## Aim of the task
Scan the lines below for the word "Windows". Copy each line you find it in.

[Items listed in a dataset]
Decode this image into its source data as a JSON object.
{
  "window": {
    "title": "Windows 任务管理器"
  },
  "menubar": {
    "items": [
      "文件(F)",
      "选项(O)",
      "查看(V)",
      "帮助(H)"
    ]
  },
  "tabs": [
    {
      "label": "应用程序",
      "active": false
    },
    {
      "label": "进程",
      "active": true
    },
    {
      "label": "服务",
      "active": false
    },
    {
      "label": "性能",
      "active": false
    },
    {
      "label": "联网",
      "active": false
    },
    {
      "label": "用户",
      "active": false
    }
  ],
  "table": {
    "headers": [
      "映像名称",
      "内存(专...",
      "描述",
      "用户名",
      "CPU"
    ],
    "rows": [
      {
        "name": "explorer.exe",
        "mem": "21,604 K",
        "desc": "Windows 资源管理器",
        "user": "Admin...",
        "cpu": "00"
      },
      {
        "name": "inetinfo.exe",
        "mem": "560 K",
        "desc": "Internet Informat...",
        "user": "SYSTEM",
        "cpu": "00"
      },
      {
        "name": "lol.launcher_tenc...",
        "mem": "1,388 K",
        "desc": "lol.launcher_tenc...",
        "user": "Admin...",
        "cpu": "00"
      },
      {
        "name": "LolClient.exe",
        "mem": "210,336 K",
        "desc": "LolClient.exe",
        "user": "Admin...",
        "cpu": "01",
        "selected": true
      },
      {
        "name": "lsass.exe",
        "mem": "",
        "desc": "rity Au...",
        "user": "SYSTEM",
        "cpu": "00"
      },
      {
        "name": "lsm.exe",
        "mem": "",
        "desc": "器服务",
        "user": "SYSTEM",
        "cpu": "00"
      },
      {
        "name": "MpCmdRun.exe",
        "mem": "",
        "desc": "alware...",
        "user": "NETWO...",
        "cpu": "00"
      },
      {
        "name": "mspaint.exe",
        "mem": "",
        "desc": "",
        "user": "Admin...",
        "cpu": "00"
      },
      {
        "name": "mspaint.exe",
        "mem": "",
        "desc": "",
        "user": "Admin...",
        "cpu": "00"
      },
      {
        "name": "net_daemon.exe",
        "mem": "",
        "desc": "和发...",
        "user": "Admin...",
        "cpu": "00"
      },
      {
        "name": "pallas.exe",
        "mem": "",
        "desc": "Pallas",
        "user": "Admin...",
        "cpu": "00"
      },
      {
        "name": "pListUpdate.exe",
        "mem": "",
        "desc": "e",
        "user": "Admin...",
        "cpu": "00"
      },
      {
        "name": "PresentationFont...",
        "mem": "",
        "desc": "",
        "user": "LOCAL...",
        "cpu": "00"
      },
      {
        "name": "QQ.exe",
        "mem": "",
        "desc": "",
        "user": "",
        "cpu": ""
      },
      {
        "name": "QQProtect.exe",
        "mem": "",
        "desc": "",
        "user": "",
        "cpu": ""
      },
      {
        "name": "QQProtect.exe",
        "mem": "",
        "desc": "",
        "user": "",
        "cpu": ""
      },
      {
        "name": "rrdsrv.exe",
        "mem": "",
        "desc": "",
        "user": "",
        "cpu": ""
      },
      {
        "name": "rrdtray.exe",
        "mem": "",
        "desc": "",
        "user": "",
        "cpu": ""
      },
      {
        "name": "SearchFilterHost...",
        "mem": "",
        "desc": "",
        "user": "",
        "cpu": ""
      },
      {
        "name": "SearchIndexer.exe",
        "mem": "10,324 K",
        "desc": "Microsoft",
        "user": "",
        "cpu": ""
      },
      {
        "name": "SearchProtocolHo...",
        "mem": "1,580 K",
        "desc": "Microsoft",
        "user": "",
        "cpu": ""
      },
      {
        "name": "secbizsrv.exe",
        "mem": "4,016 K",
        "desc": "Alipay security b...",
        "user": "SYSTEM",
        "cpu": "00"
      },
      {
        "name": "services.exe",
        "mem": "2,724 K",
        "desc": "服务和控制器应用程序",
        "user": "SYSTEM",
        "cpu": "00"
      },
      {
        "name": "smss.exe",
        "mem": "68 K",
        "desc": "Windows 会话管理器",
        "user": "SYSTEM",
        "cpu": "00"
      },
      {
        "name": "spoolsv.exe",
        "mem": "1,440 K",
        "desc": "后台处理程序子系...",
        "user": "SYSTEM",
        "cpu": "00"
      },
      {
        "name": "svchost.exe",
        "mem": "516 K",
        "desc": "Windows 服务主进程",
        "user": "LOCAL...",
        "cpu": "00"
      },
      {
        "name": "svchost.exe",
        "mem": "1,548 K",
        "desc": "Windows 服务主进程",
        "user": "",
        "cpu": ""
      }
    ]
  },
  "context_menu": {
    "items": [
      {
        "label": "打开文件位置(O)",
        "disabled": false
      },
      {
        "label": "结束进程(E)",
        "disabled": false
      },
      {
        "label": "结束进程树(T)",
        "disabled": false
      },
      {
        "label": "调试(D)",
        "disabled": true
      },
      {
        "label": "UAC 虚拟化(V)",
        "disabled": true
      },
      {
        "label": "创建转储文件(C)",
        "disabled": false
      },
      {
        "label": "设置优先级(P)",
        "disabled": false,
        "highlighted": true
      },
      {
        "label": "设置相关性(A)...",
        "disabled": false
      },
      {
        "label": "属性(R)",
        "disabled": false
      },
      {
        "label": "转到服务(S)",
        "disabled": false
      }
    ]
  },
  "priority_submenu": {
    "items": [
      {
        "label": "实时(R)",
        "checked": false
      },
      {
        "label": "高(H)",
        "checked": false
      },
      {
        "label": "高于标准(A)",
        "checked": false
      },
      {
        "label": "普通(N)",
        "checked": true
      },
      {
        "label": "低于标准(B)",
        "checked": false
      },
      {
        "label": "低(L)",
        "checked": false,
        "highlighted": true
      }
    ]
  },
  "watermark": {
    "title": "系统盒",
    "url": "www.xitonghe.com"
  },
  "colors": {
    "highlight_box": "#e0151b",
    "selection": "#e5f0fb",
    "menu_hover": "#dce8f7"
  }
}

...

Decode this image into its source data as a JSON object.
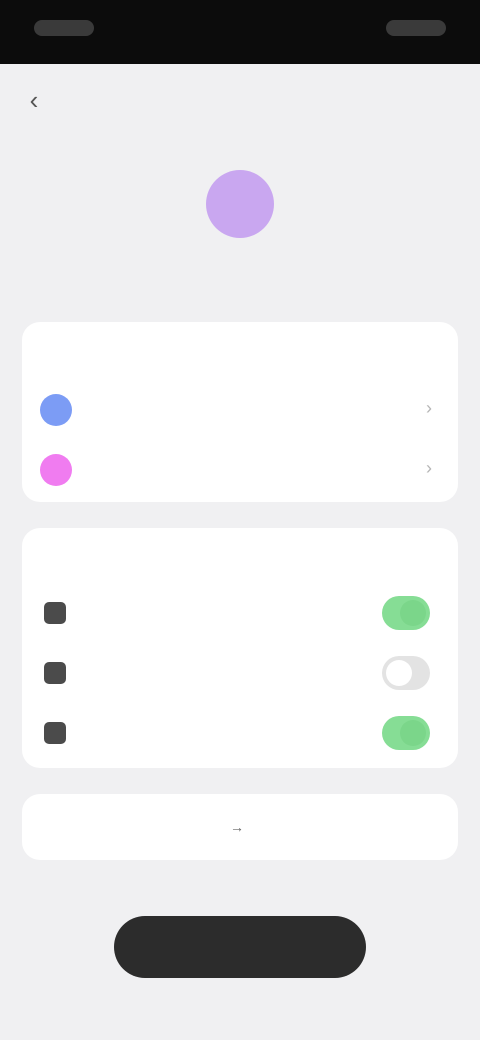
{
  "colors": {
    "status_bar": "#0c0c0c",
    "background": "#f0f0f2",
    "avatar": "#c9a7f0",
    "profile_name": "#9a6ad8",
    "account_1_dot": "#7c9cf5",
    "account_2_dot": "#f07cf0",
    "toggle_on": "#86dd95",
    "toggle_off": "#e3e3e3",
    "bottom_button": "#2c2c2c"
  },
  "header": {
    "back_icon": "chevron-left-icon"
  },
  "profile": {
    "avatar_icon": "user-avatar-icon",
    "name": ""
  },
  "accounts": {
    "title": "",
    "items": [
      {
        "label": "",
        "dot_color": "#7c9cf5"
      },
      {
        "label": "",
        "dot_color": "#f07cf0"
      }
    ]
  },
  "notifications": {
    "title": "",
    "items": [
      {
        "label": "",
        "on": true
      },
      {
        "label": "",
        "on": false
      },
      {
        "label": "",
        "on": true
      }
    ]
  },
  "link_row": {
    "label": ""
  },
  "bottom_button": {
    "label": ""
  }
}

...

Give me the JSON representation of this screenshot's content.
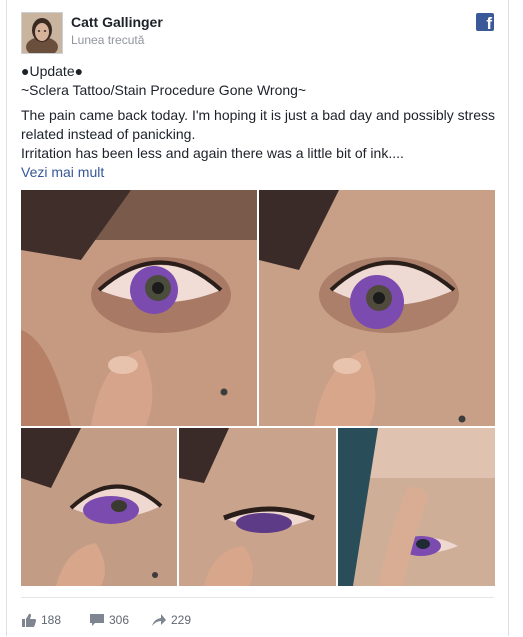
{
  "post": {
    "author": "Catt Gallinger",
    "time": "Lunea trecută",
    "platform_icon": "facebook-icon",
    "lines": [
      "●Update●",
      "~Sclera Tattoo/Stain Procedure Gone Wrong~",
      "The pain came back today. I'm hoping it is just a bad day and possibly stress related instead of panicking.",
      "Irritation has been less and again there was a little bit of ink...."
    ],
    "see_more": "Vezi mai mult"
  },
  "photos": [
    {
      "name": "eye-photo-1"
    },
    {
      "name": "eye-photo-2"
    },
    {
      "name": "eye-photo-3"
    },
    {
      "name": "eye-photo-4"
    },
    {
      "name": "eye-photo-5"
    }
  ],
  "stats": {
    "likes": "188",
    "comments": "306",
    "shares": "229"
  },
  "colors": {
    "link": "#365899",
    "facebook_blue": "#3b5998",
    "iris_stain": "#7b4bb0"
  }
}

## Exercise solution
    "title": "Windows 任务管理器"
        "desc": "Windows 资源管理器",
        "desc": "Windows 会话管理器",
        "desc": "Windows 服务主进程",
        "desc": "Windows 服务主进程",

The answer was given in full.